● **Stated task**: Present each line of the entries below that holds the word "在某些传染病中".

● **Data records**:
************

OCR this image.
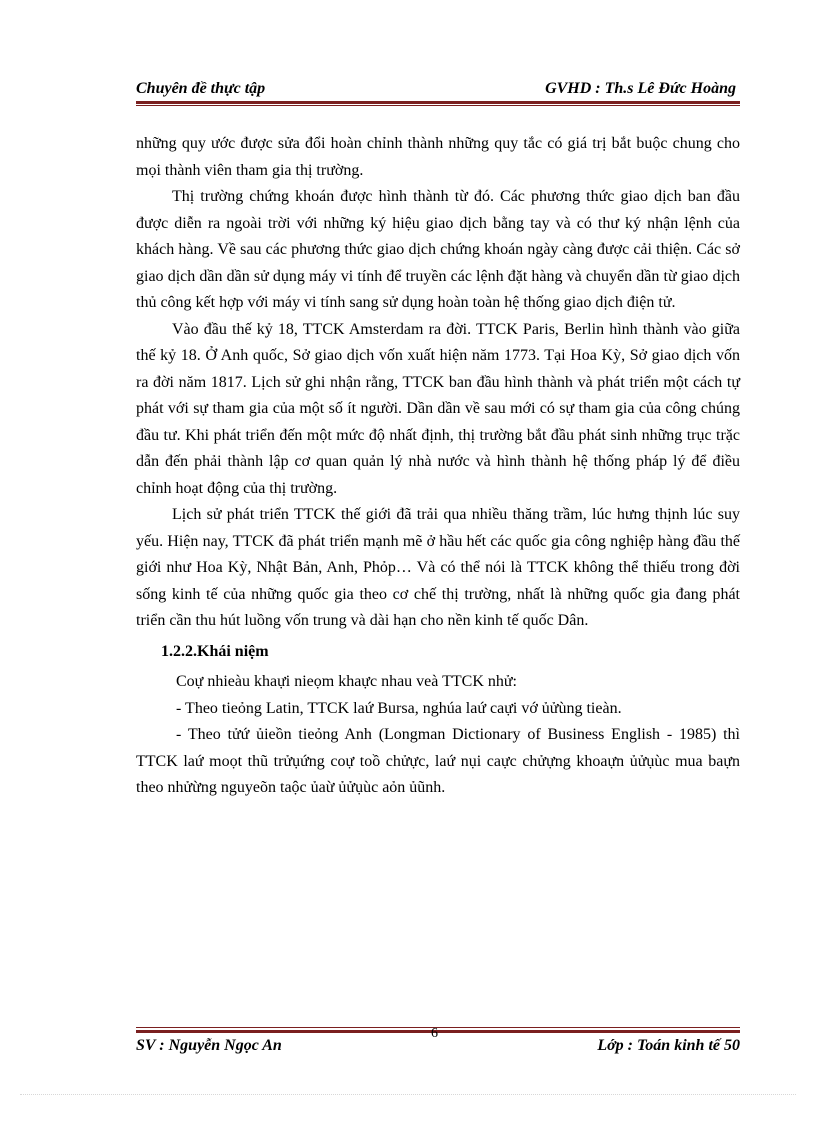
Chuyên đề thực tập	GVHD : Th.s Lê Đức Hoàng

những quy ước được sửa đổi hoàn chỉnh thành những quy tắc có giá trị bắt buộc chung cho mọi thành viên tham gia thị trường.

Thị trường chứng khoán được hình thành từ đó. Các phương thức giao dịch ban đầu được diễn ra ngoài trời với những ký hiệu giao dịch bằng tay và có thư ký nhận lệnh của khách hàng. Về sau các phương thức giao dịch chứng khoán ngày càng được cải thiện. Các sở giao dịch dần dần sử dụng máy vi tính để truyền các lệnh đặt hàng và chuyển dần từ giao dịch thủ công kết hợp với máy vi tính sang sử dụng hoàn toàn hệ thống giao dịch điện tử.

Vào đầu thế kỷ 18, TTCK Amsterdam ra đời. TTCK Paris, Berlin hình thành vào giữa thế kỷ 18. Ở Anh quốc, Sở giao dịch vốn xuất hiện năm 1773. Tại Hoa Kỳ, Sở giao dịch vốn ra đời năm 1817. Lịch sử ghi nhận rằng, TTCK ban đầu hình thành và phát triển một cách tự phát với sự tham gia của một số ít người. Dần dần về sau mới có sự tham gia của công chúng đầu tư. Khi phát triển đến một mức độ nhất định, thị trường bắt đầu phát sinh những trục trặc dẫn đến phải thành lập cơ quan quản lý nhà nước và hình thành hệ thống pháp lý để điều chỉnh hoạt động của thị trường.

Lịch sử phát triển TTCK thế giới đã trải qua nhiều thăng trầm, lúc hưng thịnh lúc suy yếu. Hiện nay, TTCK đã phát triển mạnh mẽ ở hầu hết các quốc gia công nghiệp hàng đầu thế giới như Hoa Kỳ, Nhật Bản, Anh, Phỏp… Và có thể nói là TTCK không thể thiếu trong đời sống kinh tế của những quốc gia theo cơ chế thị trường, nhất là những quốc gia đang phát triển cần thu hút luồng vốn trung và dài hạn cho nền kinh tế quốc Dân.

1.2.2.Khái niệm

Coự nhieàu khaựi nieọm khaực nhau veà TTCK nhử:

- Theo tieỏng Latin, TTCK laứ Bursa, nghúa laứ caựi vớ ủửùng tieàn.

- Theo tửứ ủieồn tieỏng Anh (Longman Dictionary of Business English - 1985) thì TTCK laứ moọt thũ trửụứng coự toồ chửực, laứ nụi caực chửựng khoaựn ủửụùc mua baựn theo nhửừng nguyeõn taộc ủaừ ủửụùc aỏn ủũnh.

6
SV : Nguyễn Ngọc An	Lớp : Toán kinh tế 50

************

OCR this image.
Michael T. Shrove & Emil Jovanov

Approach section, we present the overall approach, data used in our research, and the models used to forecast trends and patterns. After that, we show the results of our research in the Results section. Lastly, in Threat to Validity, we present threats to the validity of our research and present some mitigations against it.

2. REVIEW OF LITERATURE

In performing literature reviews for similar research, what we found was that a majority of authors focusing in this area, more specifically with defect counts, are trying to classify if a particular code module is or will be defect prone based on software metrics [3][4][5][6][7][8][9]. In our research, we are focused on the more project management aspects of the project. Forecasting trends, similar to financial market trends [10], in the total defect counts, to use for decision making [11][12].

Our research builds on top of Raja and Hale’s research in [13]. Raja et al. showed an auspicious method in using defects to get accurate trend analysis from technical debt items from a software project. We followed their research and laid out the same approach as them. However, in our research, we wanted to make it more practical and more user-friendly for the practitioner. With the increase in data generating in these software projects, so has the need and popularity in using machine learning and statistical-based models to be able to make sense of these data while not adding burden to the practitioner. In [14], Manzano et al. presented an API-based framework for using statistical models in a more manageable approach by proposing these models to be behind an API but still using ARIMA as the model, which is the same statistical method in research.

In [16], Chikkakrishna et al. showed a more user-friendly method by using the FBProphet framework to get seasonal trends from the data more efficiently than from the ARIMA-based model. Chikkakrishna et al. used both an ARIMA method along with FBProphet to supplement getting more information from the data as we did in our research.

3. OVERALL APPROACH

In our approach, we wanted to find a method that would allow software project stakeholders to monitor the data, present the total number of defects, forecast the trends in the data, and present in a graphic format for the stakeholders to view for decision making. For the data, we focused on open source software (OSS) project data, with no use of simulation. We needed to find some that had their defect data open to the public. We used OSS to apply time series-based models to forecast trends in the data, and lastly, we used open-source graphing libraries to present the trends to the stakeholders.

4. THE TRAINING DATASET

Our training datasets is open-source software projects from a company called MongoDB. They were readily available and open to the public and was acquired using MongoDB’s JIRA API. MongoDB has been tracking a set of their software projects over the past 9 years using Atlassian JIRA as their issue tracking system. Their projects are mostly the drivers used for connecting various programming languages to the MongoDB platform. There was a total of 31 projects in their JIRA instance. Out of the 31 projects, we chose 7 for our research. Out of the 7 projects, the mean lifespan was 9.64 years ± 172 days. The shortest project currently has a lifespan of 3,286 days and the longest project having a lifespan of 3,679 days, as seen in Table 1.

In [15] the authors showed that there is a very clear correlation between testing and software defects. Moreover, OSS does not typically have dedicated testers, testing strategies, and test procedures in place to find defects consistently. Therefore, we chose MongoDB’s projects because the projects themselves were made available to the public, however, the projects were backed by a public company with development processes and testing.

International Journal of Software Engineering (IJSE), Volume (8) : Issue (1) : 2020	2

************

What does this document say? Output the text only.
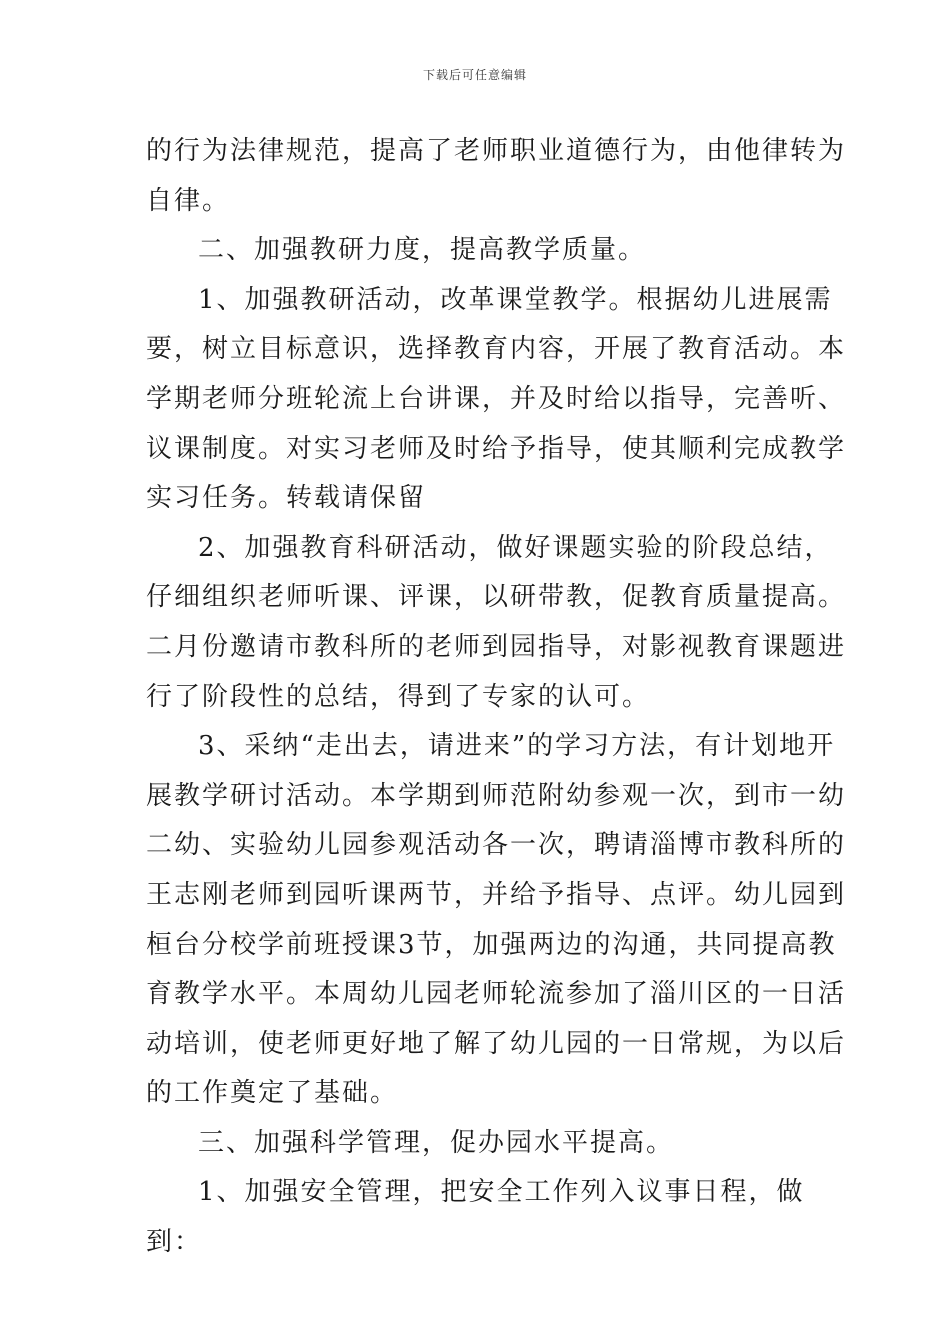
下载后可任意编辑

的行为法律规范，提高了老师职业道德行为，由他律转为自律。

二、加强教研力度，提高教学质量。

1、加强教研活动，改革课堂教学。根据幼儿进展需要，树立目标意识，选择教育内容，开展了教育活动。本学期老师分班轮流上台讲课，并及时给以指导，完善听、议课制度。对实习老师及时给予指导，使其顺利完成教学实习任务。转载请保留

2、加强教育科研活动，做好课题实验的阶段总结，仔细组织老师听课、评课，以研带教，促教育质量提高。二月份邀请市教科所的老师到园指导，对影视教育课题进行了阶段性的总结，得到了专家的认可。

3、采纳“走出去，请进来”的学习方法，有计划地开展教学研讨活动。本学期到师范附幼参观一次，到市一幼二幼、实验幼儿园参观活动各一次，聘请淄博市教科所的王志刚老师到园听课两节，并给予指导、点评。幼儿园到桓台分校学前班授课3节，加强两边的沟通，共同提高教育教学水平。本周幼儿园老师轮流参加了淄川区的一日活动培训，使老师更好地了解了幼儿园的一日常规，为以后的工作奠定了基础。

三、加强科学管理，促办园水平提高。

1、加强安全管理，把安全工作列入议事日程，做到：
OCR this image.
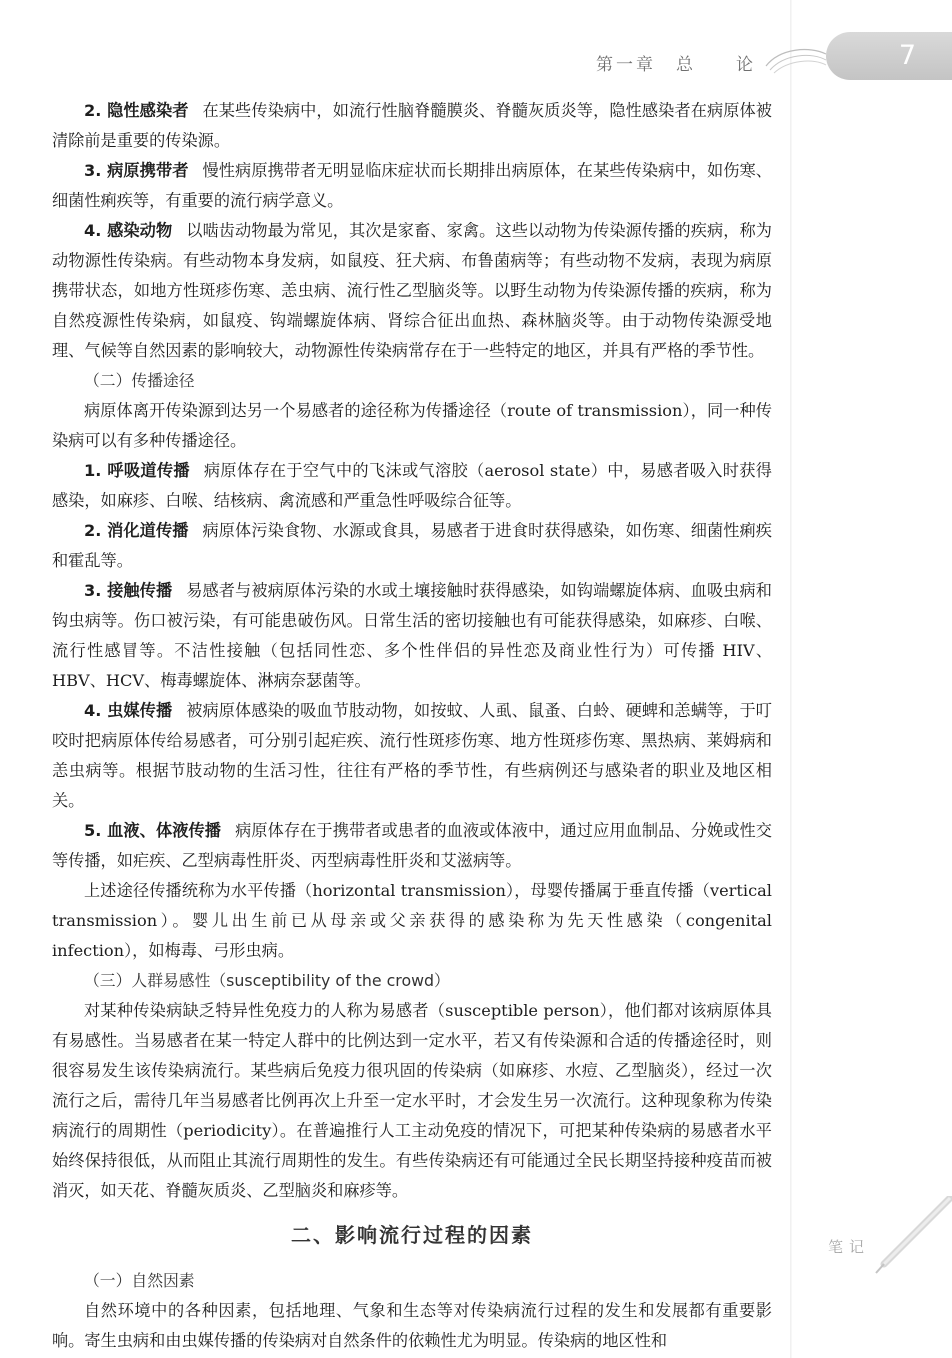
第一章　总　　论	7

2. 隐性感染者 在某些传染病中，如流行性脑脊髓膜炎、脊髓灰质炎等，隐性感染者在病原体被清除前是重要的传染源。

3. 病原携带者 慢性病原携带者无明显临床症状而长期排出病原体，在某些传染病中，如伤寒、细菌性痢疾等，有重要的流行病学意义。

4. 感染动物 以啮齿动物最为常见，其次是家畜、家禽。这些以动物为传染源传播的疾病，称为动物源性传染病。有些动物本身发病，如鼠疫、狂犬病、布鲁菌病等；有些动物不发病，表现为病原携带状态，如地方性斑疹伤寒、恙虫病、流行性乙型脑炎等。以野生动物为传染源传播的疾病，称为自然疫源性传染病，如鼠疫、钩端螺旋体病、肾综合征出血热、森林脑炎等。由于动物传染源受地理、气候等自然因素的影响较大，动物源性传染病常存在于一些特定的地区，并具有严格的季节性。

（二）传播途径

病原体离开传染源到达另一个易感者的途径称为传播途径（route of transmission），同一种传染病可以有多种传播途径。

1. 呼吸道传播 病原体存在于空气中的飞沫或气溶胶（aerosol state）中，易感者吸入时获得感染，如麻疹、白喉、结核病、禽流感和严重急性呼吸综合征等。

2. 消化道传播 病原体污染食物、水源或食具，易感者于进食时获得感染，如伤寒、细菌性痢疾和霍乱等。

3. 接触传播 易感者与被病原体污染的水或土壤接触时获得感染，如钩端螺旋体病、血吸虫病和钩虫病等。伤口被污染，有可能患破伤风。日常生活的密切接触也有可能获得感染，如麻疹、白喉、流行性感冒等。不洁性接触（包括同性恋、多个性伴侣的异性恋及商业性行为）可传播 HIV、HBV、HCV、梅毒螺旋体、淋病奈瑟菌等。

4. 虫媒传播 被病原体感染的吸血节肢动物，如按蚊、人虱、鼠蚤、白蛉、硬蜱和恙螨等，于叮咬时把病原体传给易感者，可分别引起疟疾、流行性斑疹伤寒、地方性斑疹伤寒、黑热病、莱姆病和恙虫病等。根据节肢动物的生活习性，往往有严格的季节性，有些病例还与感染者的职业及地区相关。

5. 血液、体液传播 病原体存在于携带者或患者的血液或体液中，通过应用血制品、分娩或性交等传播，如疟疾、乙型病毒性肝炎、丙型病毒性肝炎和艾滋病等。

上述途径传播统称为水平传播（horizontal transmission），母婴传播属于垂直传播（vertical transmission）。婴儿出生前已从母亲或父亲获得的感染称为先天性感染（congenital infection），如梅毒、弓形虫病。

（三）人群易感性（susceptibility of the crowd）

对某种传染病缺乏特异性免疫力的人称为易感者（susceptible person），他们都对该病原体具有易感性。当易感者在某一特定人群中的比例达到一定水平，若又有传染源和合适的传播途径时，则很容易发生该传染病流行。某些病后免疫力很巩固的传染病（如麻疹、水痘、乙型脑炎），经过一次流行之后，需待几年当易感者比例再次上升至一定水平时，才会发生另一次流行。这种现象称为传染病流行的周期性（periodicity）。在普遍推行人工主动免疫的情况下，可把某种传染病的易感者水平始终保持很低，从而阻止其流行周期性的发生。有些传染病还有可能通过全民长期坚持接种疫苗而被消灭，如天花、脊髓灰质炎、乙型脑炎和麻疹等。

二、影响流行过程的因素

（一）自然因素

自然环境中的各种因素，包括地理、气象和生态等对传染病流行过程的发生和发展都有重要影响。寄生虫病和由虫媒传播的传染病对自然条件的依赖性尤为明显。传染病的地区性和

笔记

************

● **Written solution**:
2. 隐性感染者 在某些传染病中，如流行性脑脊髓膜炎、脊髓灰质炎等，隐性感染者在病原体被清除前是重要的传染源。
3. 病原携带者 慢性病原携带者无明显临床症状而长期排出病原体，在某些传染病中，如伤寒、细菌性痢疾等，有重要的流行病学意义。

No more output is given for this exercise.